◆ REQUEST
Will you write out all the entries below exactly?

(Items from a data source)
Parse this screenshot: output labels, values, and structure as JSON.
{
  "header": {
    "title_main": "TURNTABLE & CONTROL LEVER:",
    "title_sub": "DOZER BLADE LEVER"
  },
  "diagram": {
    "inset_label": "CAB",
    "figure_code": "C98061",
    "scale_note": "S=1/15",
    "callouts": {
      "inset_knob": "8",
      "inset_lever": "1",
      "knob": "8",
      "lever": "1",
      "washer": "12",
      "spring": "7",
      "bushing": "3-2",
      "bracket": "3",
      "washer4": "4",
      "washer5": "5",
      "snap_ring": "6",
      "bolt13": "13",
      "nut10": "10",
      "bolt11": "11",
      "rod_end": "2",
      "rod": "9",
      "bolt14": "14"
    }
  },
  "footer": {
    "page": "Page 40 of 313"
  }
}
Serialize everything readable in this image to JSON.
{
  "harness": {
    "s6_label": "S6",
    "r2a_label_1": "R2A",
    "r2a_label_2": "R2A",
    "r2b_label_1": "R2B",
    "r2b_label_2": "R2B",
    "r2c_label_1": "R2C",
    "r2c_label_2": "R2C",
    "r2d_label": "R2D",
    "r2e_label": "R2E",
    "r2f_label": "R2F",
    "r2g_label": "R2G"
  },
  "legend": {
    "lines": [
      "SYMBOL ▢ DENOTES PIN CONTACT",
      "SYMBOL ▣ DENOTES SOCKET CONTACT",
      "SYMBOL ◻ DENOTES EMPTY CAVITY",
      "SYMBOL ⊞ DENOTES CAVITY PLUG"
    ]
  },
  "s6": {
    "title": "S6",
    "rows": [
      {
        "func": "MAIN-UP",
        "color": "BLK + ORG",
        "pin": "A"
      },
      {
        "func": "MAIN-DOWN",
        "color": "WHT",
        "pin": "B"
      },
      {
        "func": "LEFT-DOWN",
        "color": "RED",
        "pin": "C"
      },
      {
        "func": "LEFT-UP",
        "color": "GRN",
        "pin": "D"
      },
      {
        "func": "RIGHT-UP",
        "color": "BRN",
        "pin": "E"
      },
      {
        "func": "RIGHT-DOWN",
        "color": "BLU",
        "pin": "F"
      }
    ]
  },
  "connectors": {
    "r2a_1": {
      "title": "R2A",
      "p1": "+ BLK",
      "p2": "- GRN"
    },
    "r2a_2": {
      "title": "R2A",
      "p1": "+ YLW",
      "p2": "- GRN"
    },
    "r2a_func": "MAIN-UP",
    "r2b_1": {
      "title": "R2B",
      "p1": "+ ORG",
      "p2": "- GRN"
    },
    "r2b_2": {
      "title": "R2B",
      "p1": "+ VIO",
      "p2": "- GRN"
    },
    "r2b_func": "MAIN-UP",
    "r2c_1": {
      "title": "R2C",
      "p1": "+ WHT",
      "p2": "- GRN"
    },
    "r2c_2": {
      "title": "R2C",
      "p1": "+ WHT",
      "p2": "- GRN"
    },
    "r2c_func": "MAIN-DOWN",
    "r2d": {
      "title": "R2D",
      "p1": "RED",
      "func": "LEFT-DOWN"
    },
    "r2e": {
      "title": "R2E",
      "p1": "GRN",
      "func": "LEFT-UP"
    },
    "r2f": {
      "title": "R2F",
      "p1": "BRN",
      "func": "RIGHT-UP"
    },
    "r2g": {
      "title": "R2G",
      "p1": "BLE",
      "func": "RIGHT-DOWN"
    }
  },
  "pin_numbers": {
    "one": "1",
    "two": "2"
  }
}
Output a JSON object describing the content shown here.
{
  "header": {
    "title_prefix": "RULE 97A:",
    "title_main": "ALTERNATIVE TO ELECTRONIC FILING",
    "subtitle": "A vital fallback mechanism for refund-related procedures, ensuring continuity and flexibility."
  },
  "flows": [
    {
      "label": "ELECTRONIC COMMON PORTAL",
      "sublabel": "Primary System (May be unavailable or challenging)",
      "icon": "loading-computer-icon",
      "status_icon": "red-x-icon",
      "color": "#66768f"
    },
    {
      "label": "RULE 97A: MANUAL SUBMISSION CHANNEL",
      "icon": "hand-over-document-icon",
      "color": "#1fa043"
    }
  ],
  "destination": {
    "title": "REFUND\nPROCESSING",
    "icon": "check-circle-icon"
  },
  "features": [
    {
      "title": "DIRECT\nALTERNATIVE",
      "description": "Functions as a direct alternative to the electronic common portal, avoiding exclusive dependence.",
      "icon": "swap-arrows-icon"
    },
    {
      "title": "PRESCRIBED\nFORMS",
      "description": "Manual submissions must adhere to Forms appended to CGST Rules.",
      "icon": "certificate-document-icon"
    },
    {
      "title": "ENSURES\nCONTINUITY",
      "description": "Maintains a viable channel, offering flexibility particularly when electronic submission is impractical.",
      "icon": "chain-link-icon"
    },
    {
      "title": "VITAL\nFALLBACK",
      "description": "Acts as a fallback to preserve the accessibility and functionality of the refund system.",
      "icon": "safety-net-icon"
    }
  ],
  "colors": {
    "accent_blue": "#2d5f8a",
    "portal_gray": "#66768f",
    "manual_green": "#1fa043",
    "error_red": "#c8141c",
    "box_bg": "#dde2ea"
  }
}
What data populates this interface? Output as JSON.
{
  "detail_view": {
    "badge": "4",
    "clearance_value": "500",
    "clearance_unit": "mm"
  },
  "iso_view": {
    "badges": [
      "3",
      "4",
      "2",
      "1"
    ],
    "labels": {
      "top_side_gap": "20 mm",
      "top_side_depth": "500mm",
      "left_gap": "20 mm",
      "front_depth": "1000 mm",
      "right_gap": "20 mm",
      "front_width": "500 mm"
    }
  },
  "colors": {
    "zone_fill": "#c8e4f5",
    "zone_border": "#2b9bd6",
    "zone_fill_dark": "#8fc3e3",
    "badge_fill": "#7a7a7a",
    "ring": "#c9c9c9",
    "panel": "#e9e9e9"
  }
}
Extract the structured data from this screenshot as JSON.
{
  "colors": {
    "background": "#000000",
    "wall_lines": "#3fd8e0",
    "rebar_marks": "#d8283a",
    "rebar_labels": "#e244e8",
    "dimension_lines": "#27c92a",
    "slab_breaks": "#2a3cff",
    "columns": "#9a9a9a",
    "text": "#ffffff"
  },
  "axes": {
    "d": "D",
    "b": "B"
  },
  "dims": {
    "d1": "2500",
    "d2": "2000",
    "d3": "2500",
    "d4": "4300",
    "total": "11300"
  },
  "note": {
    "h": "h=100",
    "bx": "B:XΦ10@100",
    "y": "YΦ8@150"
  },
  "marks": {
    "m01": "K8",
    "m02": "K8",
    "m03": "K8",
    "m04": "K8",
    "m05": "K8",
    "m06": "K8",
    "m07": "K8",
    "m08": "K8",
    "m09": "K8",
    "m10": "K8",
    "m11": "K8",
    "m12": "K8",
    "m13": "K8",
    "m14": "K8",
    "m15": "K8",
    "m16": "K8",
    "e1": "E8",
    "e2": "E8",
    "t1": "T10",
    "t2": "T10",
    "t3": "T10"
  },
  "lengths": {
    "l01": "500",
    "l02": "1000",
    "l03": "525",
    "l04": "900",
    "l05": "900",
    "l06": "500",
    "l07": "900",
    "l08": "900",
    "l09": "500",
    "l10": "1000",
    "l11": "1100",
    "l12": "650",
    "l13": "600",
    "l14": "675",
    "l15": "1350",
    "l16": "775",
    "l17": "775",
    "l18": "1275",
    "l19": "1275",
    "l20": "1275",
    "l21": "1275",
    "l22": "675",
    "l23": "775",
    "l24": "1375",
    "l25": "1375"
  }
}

◆ RESULT BELOW
Parse this screenshot: output labels, values, and structure as JSON.
{
  "header": {
    "title_main": "TURNTABLE & CONTROL LEVER:",
    "title_sub": "DOZER BLADE LEVER"
  },
  "diagram": {
    "inset_label": "CAB",
    "figure_code": "C98061",
    "scale_note": "S=1/15",
    "callouts": {
      "inset_knob": "8",
      "inset_lever": "1",
      "knob": "8",
      "lever": "1",
      "washer": "12",
      "spring": "7",
      "bushing": "3-2",
      "bracket": "3",
      "washer4": "4",
      "washer5": "5",
      "snap_ring": "6",
      "bolt13": "13",
      "nut10": "10",
      "bolt11": "11",
      "rod_end": "2",
      "rod": "9",
      "bolt14": "14"
    }
  },
  "footer": {
    "page": "Page 40 of 313"
  }
}
Serialize everything readable in this image to JSON.
{
  "harness": {
    "s6_label": "S6",
    "r2a_label_1": "R2A",
    "r2a_label_2": "R2A",
    "r2b_label_1": "R2B",
    "r2b_label_2": "R2B",
    "r2c_label_1": "R2C",
    "r2c_label_2": "R2C",
    "r2d_label": "R2D",
    "r2e_label": "R2E",
    "r2f_label": "R2F",
    "r2g_label": "R2G"
  },
  "legend": {
    "lines": [
      "SYMBOL ▢ DENOTES PIN CONTACT",
      "SYMBOL ▣ DENOTES SOCKET CONTACT",
      "SYMBOL ◻ DENOTES EMPTY CAVITY",
      "SYMBOL ⊞ DENOTES CAVITY PLUG"
    ]
  },
  "s6": {
    "title": "S6",
    "rows": [
      {
        "func": "MAIN-UP",
        "color": "BLK + ORG",
        "pin": "A"
      },
      {
        "func": "MAIN-DOWN",
        "color": "WHT",
        "pin": "B"
      },
      {
        "func": "LEFT-DOWN",
        "color": "RED",
        "pin": "C"
      },
      {
        "func": "LEFT-UP",
        "color": "GRN",
        "pin": "D"
      },
      {
        "func": "RIGHT-UP",
        "color": "BRN",
        "pin": "E"
      },
      {
        "func": "RIGHT-DOWN",
        "color": "BLU",
        "pin": "F"
      }
    ]
  },
  "connectors": {
    "r2a_1": {
      "title": "R2A",
      "p1": "+ BLK",
      "p2": "- GRN"
    },
    "r2a_2": {
      "title": "R2A",
      "p1": "+ YLW",
      "p2": "- GRN"
    },
    "r2a_func": "MAIN-UP",
    "r2b_1": {
      "title": "R2B",
      "p1": "+ ORG",
      "p2": "- GRN"
    },
    "r2b_2": {
      "title": "R2B",
      "p1": "+ VIO",
      "p2": "- GRN"
    },
    "r2b_func": "MAIN-UP",
    "r2c_1": {
      "title": "R2C",
      "p1": "+ WHT",
      "p2": "- GRN"
    },
    "r2c_2": {
      "title": "R2C",
      "p1": "+ WHT",
      "p2": "- GRN"
    },
    "r2c_func": "MAIN-DOWN",
    "r2d": {
      "title": "R2D",
      "p1": "RED",
      "func": "LEFT-DOWN"
    },
    "r2e": {
      "title": "R2E",
      "p1": "GRN",
      "func": "LEFT-UP"
    },
    "r2f": {
      "title": "R2F",
      "p1": "BRN",
      "func": "RIGHT-UP"
    },
    "r2g": {
      "title": "R2G",
      "p1": "BLE",
      "func": "RIGHT-DOWN"
    }
  },
  "pin_numbers": {
    "one": "1",
    "two": "2"
  }
}
Output a JSON object describing the content shown here.
{
  "header": {
    "title_prefix": "RULE 97A:",
    "title_main": "ALTERNATIVE TO ELECTRONIC FILING",
    "subtitle": "A vital fallback mechanism for refund-related procedures, ensuring continuity and flexibility."
  },
  "flows": [
    {
      "label": "ELECTRONIC COMMON PORTAL",
      "sublabel": "Primary System (May be unavailable or challenging)",
      "icon": "loading-computer-icon",
      "status_icon": "red-x-icon",
      "color": "#66768f"
    },
    {
      "label": "RULE 97A: MANUAL SUBMISSION CHANNEL",
      "icon": "hand-over-document-icon",
      "color": "#1fa043"
    }
  ],
  "destination": {
    "title": "REFUND\nPROCESSING",
    "icon": "check-circle-icon"
  },
  "features": [
    {
      "title": "DIRECT\nALTERNATIVE",
      "description": "Functions as a direct alternative to the electronic common portal, avoiding exclusive dependence.",
      "icon": "swap-arrows-icon"
    },
    {
      "title": "PRESCRIBED\nFORMS",
      "description": "Manual submissions must adhere to Forms appended to CGST Rules.",
      "icon": "certificate-document-icon"
    },
    {
      "title": "ENSURES\nCONTINUITY",
      "description": "Maintains a viable channel, offering flexibility particularly when electronic submission is impractical.",
      "icon": "chain-link-icon"
    },
    {
      "title": "VITAL\nFALLBACK",
      "description": "Acts as a fallback to preserve the accessibility and functionality of the refund system.",
      "icon": "safety-net-icon"
    }
  ],
  "colors": {
    "accent_blue": "#2d5f8a",
    "portal_gray": "#66768f",
    "manual_green": "#1fa043",
    "error_red": "#c8141c",
    "box_bg": "#dde2ea"
  }
}
What data populates this interface? Output as JSON.
{
  "detail_view": {
    "badge": "4",
    "clearance_value": "500",
    "clearance_unit": "mm"
  },
  "iso_view": {
    "badges": [
      "3",
      "4",
      "2",
      "1"
    ],
    "labels": {
      "top_side_gap": "20 mm",
      "top_side_depth": "500mm",
      "left_gap": "20 mm",
      "front_depth": "1000 mm",
      "right_gap": "20 mm",
      "front_width": "500 mm"
    }
  },
  "colors": {
    "zone_fill": "#c8e4f5",
    "zone_border": "#2b9bd6",
    "zone_fill_dark": "#8fc3e3",
    "badge_fill": "#7a7a7a",
    "ring": "#c9c9c9",
    "panel": "#e9e9e9"
  }
}
Extract the structured data from this screenshot as JSON.
{
  "colors": {
    "background": "#000000",
    "wall_lines": "#3fd8e0",
    "rebar_marks": "#d8283a",
    "rebar_labels": "#e244e8",
    "dimension_lines": "#27c92a",
    "slab_breaks": "#2a3cff",
    "columns": "#9a9a9a",
    "text": "#ffffff"
  },
  "axes": {
    "d": "D",
    "b": "B"
  },
  "dims": {
    "d1": "2500",
    "d2": "2000",
    "d3": "2500",
    "d4": "4300",
    "total": "11300"
  },
  "note": {
    "h": "h=100",
    "bx": "B:XΦ10@100",
    "y": "YΦ8@150"
  },
  "marks": {
    "m01": "K8",
    "m02": "K8",
    "m03": "K8",
    "m04": "K8",
    "m05": "K8",
    "m06": "K8",
    "m07": "K8",
    "m08": "K8",
    "m09": "K8",
    "m10": "K8",
    "m11": "K8",
    "m12": "K8",
    "m13": "K8",
    "m14": "K8",
    "m15": "K8",
    "m16": "K8",
    "e1": "E8",
    "e2": "E8",
    "t1": "T10",
    "t2": "T10",
    "t3": "T10"
  },
  "lengths": {
    "l01": "500",
    "l02": "1000",
    "l03": "525",
    "l04": "900",
    "l05": "900",
    "l06": "500",
    "l07": "900",
    "l08": "900",
    "l09": "500",
    "l10": "1000",
    "l11": "1100",
    "l12": "650",
    "l13": "600",
    "l14": "675",
    "l15": "1350",
    "l16": "775",
    "l17": "775",
    "l18": "1275",
    "l19": "1275",
    "l20": "1275",
    "l21": "1275",
    "l22": "675",
    "l23": "775",
    "l24": "1375",
    "l25": "1375"
  }
}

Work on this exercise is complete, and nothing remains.